> Requirement
Find how many lines in the data below mention "Read". Give the number only.

> Collected data
★ ★ ★ ★
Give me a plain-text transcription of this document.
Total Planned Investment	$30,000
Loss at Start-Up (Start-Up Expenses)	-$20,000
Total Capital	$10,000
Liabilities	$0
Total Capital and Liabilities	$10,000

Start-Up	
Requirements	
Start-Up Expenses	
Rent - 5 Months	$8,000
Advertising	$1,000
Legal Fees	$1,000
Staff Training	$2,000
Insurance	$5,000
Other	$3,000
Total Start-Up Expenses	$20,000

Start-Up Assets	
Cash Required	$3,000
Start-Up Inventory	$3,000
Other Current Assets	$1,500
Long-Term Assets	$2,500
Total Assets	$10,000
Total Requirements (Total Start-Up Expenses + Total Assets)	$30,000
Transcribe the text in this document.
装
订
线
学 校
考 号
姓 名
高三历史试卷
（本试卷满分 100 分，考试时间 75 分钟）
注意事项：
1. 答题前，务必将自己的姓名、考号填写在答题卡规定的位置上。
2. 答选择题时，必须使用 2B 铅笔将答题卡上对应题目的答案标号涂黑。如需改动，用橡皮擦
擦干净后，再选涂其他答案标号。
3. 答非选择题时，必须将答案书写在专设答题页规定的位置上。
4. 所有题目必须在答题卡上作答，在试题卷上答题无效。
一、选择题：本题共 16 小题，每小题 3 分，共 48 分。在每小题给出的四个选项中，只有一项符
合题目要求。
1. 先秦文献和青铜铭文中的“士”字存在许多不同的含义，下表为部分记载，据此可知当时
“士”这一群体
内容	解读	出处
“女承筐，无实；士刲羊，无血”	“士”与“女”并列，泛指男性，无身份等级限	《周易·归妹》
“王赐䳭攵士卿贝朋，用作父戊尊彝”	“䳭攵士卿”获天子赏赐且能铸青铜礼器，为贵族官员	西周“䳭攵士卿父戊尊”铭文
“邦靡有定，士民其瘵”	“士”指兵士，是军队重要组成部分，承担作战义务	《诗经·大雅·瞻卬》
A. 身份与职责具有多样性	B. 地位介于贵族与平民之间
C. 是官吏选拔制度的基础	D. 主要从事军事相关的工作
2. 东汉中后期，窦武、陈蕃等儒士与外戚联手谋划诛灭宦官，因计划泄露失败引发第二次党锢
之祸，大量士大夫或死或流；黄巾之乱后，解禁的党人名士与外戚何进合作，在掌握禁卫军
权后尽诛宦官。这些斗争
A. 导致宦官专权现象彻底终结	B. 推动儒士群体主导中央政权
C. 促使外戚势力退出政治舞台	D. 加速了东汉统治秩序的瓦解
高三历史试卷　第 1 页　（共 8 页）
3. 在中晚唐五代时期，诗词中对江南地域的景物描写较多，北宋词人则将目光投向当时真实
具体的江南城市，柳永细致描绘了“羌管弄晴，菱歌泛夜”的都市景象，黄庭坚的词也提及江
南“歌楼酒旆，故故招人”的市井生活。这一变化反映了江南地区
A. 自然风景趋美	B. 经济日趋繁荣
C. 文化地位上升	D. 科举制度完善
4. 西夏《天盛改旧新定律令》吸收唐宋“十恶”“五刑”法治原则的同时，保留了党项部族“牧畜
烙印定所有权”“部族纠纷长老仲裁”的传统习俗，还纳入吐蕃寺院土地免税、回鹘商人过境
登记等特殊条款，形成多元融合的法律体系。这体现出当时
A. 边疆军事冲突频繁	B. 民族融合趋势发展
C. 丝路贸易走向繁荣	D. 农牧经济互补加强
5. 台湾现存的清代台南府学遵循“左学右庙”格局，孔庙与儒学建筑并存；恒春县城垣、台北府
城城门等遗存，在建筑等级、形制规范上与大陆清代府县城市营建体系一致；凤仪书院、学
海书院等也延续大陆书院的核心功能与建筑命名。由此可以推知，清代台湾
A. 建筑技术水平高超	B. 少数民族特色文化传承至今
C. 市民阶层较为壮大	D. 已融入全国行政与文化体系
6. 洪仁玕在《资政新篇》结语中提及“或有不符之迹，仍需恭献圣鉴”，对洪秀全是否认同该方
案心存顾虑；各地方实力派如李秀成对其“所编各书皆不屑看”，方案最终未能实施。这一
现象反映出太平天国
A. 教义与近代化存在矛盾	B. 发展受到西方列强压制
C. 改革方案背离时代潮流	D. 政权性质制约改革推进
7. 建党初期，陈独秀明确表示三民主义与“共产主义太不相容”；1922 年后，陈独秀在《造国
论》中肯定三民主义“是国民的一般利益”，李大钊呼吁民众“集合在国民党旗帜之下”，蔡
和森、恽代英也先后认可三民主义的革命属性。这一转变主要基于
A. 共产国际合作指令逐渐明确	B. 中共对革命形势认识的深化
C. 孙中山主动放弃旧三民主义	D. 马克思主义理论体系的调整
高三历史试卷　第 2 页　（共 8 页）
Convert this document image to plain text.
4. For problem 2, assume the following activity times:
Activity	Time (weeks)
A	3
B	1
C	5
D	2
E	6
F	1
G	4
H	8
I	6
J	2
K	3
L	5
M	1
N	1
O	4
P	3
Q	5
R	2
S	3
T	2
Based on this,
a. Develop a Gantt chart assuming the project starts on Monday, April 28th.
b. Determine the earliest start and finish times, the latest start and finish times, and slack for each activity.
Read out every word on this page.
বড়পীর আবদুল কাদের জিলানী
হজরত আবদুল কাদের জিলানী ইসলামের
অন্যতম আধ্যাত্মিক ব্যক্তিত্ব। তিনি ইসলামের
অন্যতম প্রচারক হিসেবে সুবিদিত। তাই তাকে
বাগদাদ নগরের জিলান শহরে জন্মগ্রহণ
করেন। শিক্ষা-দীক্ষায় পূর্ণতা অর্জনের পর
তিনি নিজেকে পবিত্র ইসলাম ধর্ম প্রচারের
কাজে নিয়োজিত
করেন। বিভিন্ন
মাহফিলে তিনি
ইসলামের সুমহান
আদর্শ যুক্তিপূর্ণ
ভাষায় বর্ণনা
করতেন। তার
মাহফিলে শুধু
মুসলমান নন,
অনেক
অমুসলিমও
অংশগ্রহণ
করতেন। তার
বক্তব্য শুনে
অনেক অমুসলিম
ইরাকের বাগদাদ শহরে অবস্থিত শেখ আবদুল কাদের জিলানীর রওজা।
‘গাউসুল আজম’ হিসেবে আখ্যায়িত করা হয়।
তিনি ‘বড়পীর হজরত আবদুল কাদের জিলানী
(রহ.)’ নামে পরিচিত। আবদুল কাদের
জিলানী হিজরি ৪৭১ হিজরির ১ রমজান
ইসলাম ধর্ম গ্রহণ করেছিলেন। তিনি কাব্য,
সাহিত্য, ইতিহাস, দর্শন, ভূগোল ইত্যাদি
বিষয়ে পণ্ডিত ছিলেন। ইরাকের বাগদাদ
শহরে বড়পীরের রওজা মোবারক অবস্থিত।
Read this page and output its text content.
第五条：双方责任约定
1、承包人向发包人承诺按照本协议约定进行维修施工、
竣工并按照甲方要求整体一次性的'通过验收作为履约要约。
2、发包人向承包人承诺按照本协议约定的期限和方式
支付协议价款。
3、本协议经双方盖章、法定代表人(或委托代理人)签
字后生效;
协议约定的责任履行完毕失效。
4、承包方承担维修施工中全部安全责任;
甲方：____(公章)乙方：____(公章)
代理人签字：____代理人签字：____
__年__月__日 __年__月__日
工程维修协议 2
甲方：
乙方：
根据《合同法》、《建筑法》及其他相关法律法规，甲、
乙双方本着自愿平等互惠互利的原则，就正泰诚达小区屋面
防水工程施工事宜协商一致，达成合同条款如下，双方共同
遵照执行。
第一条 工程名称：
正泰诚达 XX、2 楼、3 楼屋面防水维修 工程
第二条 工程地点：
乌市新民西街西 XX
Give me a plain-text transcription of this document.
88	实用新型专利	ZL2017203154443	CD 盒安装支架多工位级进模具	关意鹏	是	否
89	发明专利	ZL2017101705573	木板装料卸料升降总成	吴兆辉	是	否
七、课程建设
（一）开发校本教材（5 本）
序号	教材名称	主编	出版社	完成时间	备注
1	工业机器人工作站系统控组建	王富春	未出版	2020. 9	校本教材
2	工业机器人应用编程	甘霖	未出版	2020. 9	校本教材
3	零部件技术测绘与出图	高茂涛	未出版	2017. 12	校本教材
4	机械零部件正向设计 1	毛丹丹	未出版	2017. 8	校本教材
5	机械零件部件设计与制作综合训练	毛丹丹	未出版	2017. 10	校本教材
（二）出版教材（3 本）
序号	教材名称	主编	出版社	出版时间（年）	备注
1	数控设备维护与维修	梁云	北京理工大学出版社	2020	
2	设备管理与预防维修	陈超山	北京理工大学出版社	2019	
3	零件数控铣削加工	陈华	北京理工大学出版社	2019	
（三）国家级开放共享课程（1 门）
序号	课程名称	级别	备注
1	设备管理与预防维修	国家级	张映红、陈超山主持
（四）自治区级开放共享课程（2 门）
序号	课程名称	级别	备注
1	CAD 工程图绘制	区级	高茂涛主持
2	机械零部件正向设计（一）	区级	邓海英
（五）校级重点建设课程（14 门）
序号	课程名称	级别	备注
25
★ ★ ★ ★
> Solved problem
2